-- TO DO --
Repeat each entry word for word. Leave any images out of the copy.

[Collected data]
# # #

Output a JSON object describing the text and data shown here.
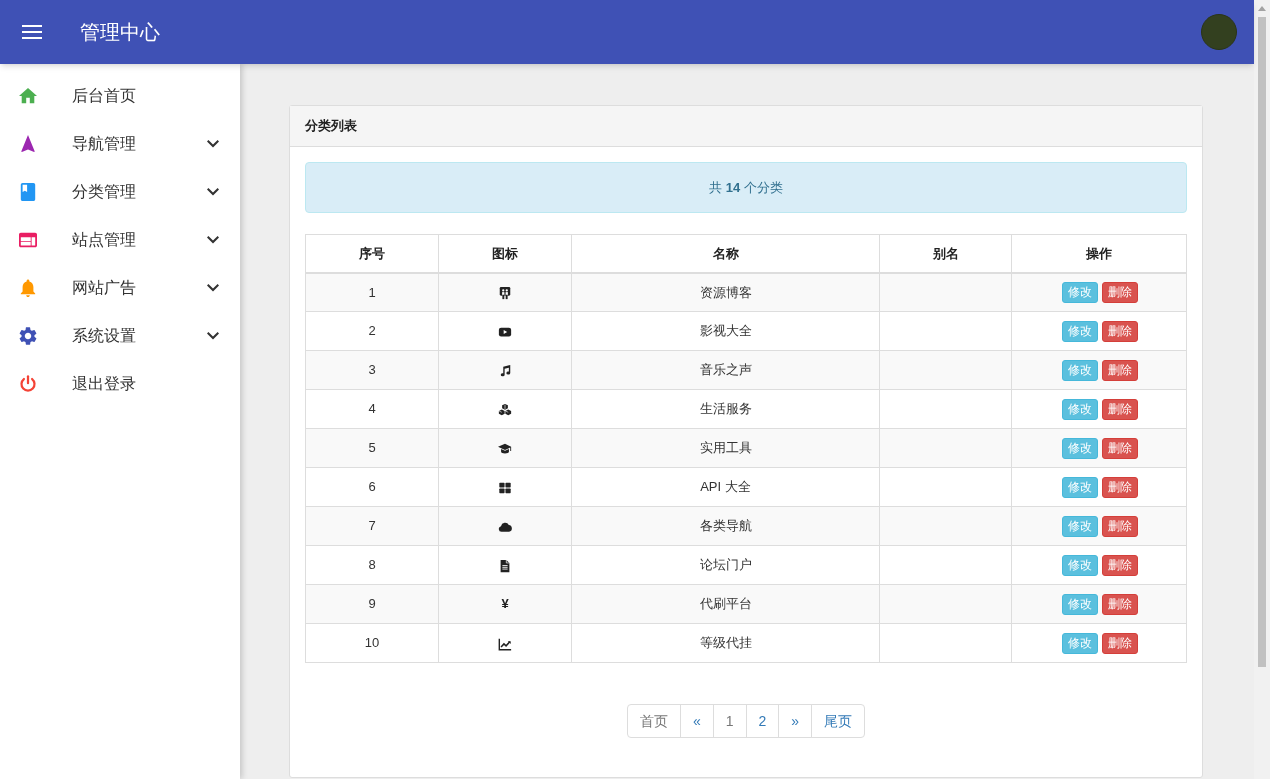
{
  "header": {
    "title": "管理中心"
  },
  "sidebar": {
    "items": [
      {
        "label": "后台首页",
        "kind": "link"
      },
      {
        "label": "导航管理",
        "kind": "menu"
      },
      {
        "label": "分类管理",
        "kind": "menu"
      },
      {
        "label": "站点管理",
        "kind": "menu"
      },
      {
        "label": "网站广告",
        "kind": "menu"
      },
      {
        "label": "系统设置",
        "kind": "menu"
      },
      {
        "label": "退出登录",
        "kind": "link"
      }
    ]
  },
  "panel": {
    "title": "分类列表",
    "summary": "共 **14** 个分类",
    "table": {
      "columns": [
        "序号",
        "图标",
        "名称",
        "别名",
        "操作"
      ],
      "rows": [
        {
          "number": "1",
          "name": "资源博客",
          "actions": [
            "修改",
            "删除"
          ]
        },
        {
          "number": "2",
          "name": "影视大全",
          "actions": [
            "修改",
            "删除"
          ]
        },
        {
          "number": "3",
          "name": "音乐之声",
          "actions": [
            "修改",
            "删除"
          ]
        },
        {
          "number": "4",
          "name": "生活服务",
          "actions": [
            "修改",
            "删除"
          ]
        },
        {
          "number": "5",
          "name": "实用工具",
          "actions": [
            "修改",
            "删除"
          ]
        },
        {
          "number": "6",
          "name": "API 大全",
          "actions": [
            "修改",
            "删除"
          ]
        },
        {
          "number": "7",
          "name": "各类导航",
          "actions": [
            "修改",
            "删除"
          ]
        },
        {
          "number": "8",
          "name": "论坛门户",
          "actions": [
            "修改",
            "删除"
          ]
        },
        {
          "number": "9",
          "icon_glyph": "¥",
          "name": "代刷平台",
          "actions": [
            "修改",
            "删除"
          ]
        },
        {
          "number": "10",
          "name": "等级代挂",
          "actions": [
            "修改",
            "删除"
          ]
        }
      ]
    },
    "pagination": [
      {
        "label": "首页",
        "disabled": true
      },
      {
        "label": "«",
        "disabled": false
      },
      {
        "label": "1",
        "disabled": true
      },
      {
        "label": "2",
        "disabled": false
      },
      {
        "label": "»",
        "disabled": false
      },
      {
        "label": "尾页",
        "disabled": false
      }
    ]
  }
}
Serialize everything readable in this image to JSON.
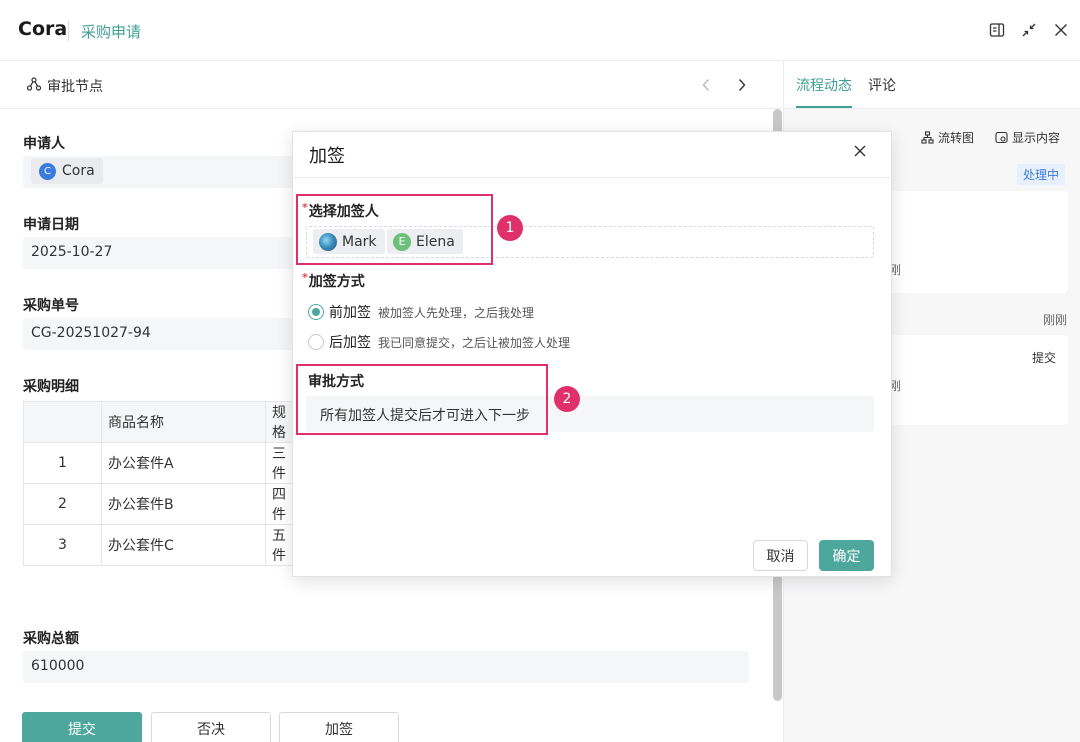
{
  "header": {
    "app_title": "Cora",
    "page_name": "采购申请",
    "icons": [
      "sidebar-panel-icon",
      "collapse-icon",
      "close-icon"
    ]
  },
  "node_bar": {
    "label": "审批节点"
  },
  "form": {
    "applicant_label": "申请人",
    "applicant_initial": "C",
    "applicant_name": "Cora",
    "date_label": "申请日期",
    "date_value": "2025-10-27",
    "order_label": "采购单号",
    "order_value": "CG-20251027-94",
    "detail_label": "采购明细",
    "table": {
      "headers": [
        "",
        "商品名称",
        "规格"
      ],
      "rows": [
        [
          "1",
          "办公套件A",
          "三件"
        ],
        [
          "2",
          "办公套件B",
          "四件"
        ],
        [
          "3",
          "办公套件C",
          "五件"
        ]
      ]
    },
    "total_label": "采购总额",
    "total_value": "610000"
  },
  "actions": {
    "submit": "提交",
    "reject": "否决",
    "add_signer": "加签"
  },
  "right_panel": {
    "tab_flow": "流程动态",
    "tab_comment": "评论",
    "flowchart_label": "流转图",
    "show_content_label": "显示内容",
    "status_badge": "处理中",
    "card1_text": "刚",
    "time_just_now": "刚刚",
    "card2_action": "提交",
    "card2_text": "刚"
  },
  "dialog": {
    "title": "加签",
    "signer_label": "选择加签人",
    "signers": [
      {
        "name": "Mark",
        "initial": ""
      },
      {
        "name": "Elena",
        "initial": "E"
      }
    ],
    "method_label": "加签方式",
    "options": [
      {
        "label": "前加签",
        "desc": "被加签人先处理，之后我处理",
        "selected": true
      },
      {
        "label": "后加签",
        "desc": "我已同意提交，之后让被加签人处理",
        "selected": false
      }
    ],
    "approval_label": "审批方式",
    "approval_value": "所有加签人提交后才可进入下一步",
    "cancel": "取消",
    "confirm": "确定"
  },
  "annotations": [
    "1",
    "2"
  ],
  "colors": {
    "accent": "#4ea79d",
    "accent_text": "#3f9f96",
    "highlight": "#e0306a",
    "badge_blue": "#3a7be0"
  }
}
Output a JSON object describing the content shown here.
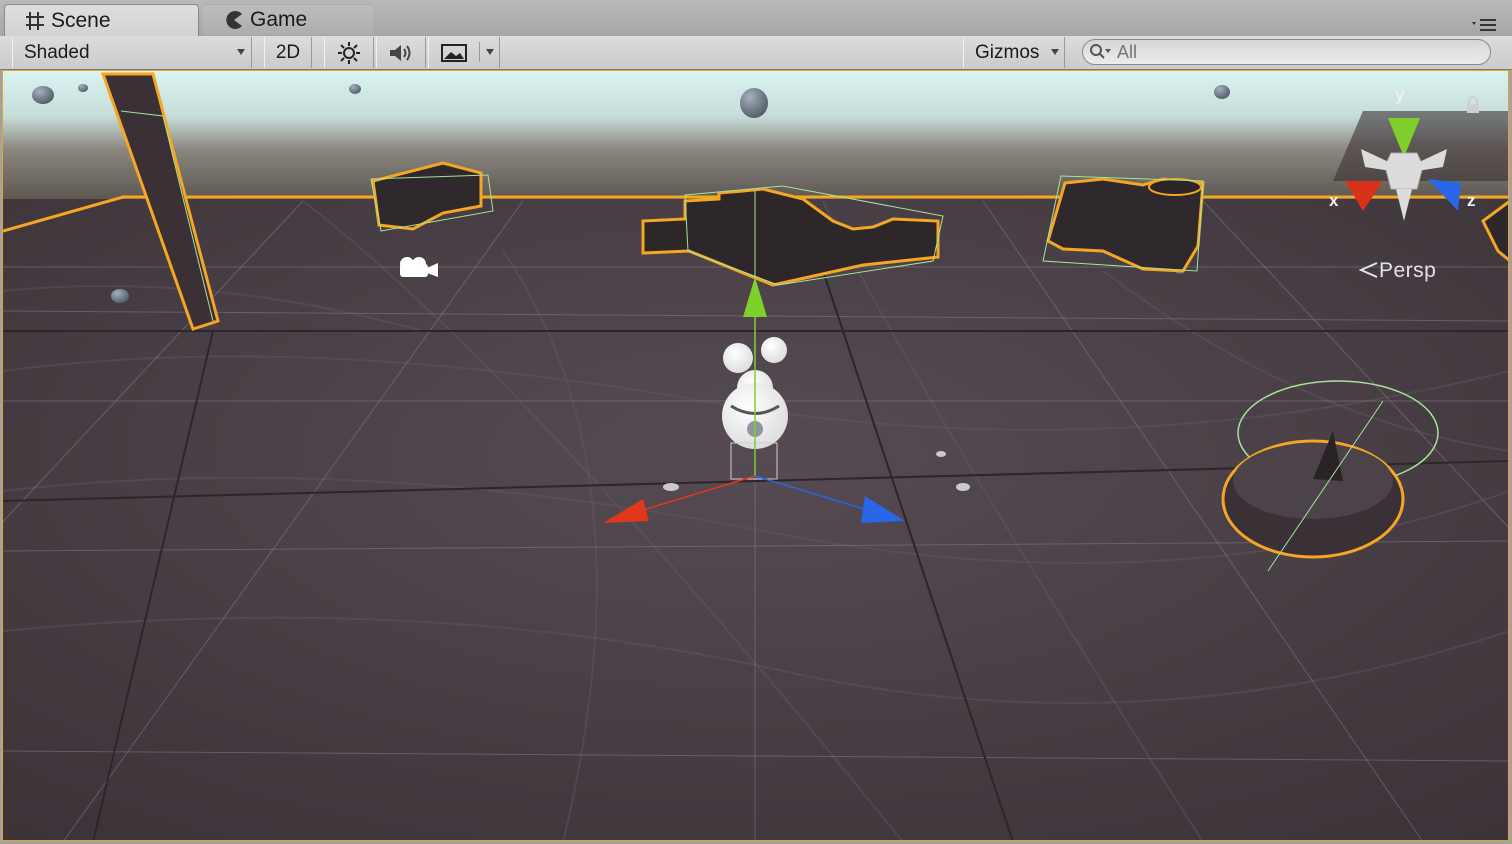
{
  "tabs": [
    {
      "label": "Scene",
      "icon": "grid-icon",
      "active": true
    },
    {
      "label": "Game",
      "icon": "pacman-icon",
      "active": false
    }
  ],
  "toolbar": {
    "draw_mode": "Shaded",
    "mode_2d": "2D",
    "gizmos": "Gizmos",
    "search_placeholder": "All"
  },
  "scene": {
    "projection_label": "Persp",
    "axis_labels": {
      "x": "x",
      "y": "y",
      "z": "z"
    }
  },
  "colors": {
    "selection_outline": "#f5a623",
    "bounds_wire": "#a6e39a",
    "axis_x": "#e0381a",
    "axis_y": "#7fd02a",
    "axis_z": "#2a67e8"
  }
}
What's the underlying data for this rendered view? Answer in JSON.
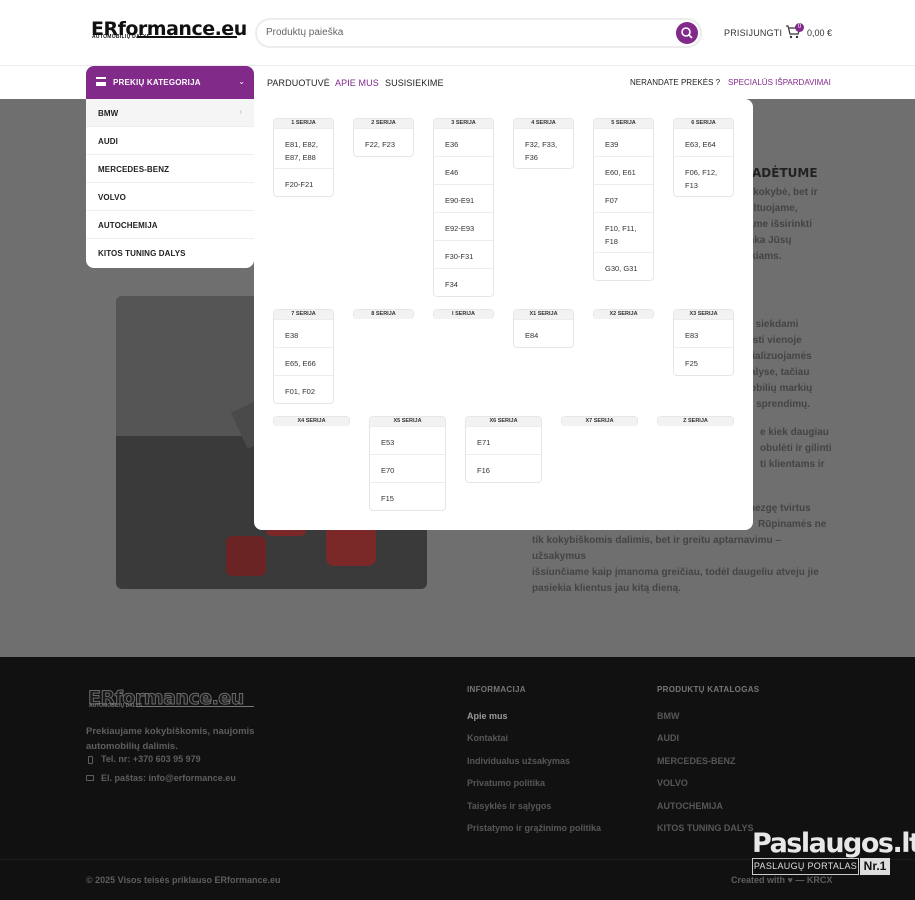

# # #

-- ANSWER TO THIS PROBLEM --
Output a JSON object describing the text and data shown here.
{
  "header": {
    "title": "管理中心"
  },
  "sidebar": {
    "items": [
      {
        "label": "后台首页",
        "kind": "link"
      },
      {
        "label": "导航管理",
        "kind": "menu"
      },
      {
        "label": "分类管理",
        "kind": "menu"
      },
      {
        "label": "站点管理",
        "kind": "menu"
      },
      {
        "label": "网站广告",
        "kind": "menu"
      },
      {
        "label": "系统设置",
        "kind": "menu"
      },
      {
        "label": "退出登录",
        "kind": "link"
      }
    ]
  },
  "panel": {
    "title": "分类列表",
    "summary": "共 **14** 个分类",
    "table": {
      "columns": [
        "序号",
        "图标",
        "名称",
        "别名",
        "操作"
      ],
      "rows": [
        {
          "number": "1",
          "name": "资源博客",
          "actions": [
            "修改",
            "删除"
          ]
        },
        {
          "number": "2",
          "name": "影视大全",
          "actions": [
            "修改",
            "删除"
          ]
        },
        {
          "number": "3",
          "name": "音乐之声",
          "actions": [
            "修改",
            "删除"
          ]
        },
        {
          "number": "4",
          "name": "生活服务",
          "actions": [
            "修改",
            "删除"
          ]
        },
        {
          "number": "5",
          "name": "实用工具",
          "actions": [
            "修改",
            "删除"
          ]
        },
        {
          "number": "6",
          "name": "API 大全",
          "actions": [
            "修改",
            "删除"
          ]
        },
        {
          "number": "7",
          "name": "各类导航",
          "actions": [
            "修改",
            "删除"
          ]
        },
        {
          "number": "8",
          "name": "论坛门户",
          "actions": [
            "修改",
            "删除"
          ]
        },
        {
          "number": "9",
          "icon_glyph": "¥",
          "name": "代刷平台",
          "actions": [
            "修改",
            "删除"
          ]
        },
        {
          "number": "10",
          "name": "等级代挂",
          "actions": [
            "修改",
            "删除"
          ]
        }
      ]
    },
    "pagination": [
      {
        "label": "首页",
        "disabled": true
      },
      {
        "label": "«",
        "disabled": false
      },
      {
        "label": "1",
        "disabled": true
      },
      {
        "label": "2",
        "disabled": false
      },
      {
        "label": "»",
        "disabled": false
      },
      {
        "label": "尾页",
        "disabled": false
      }
    ]
  }
}
Serialize everything readable in this image to JSON.
{
  "header": {
    "app_title": "Cora",
    "page_name": "采购申请",
    "icons": [
      "sidebar-panel-icon",
      "collapse-icon",
      "close-icon"
    ]
  },
  "node_bar": {
    "label": "审批节点"
  },
  "form": {
    "applicant_label": "申请人",
    "applicant_initial": "C",
    "applicant_name": "Cora",
    "date_label": "申请日期",
    "date_value": "2025-10-27",
    "order_label": "采购单号",
    "order_value": "CG-20251027-94",
    "detail_label": "采购明细",
    "table": {
      "headers": [
        "",
        "商品名称",
        "规格"
      ],
      "rows": [
        [
          "1",
          "办公套件A",
          "三件"
        ],
        [
          "2",
          "办公套件B",
          "四件"
        ],
        [
          "3",
          "办公套件C",
          "五件"
        ]
      ]
    },
    "total_label": "采购总额",
    "total_value": "610000"
  },
  "actions": {
    "submit": "提交",
    "reject": "否决",
    "add_signer": "加签"
  },
  "right_panel": {
    "tab_flow": "流程动态",
    "tab_comment": "评论",
    "flowchart_label": "流转图",
    "show_content_label": "显示内容",
    "status_badge": "处理中",
    "card1_text": "刚",
    "time_just_now": "刚刚",
    "card2_action": "提交",
    "card2_text": "刚"
  },
  "dialog": {
    "title": "加签",
    "signer_label": "选择加签人",
    "signers": [
      {
        "name": "Mark",
        "initial": ""
      },
      {
        "name": "Elena",
        "initial": "E"
      }
    ],
    "method_label": "加签方式",
    "options": [
      {
        "label": "前加签",
        "desc": "被加签人先处理，之后我处理",
        "selected": true
      },
      {
        "label": "后加签",
        "desc": "我已同意提交，之后让被加签人处理",
        "selected": false
      }
    ],
    "approval_label": "审批方式",
    "approval_value": "所有加签人提交后才可进入下一步",
    "cancel": "取消",
    "confirm": "确定"
  },
  "annotations": [
    "1",
    "2"
  ],
  "colors": {
    "accent": "#4ea79d",
    "accent_text": "#3f9f96",
    "highlight": "#e0306a",
    "badge_blue": "#3a7be0"
  }
}
Output a JSON object describing the content shown here.
{
  "tabs": [
    {
      "label": "Scene",
      "icon": "grid-icon",
      "active": true
    },
    {
      "label": "Game",
      "icon": "pacman-icon",
      "active": false
    }
  ],
  "toolbar": {
    "draw_mode": "Shaded",
    "mode_2d": "2D",
    "gizmos": "Gizmos",
    "search_placeholder": "All"
  },
  "scene": {
    "projection_label": "Persp",
    "axis_labels": {
      "x": "x",
      "y": "y",
      "z": "z"
    }
  },
  "colors": {
    "selection_outline": "#f5a623",
    "bounds_wire": "#a6e39a",
    "axis_x": "#e0381a",
    "axis_y": "#7fd02a",
    "axis_z": "#2a67e8"
  }
}
What's the underlying data for this rendered view? Answer in JSON.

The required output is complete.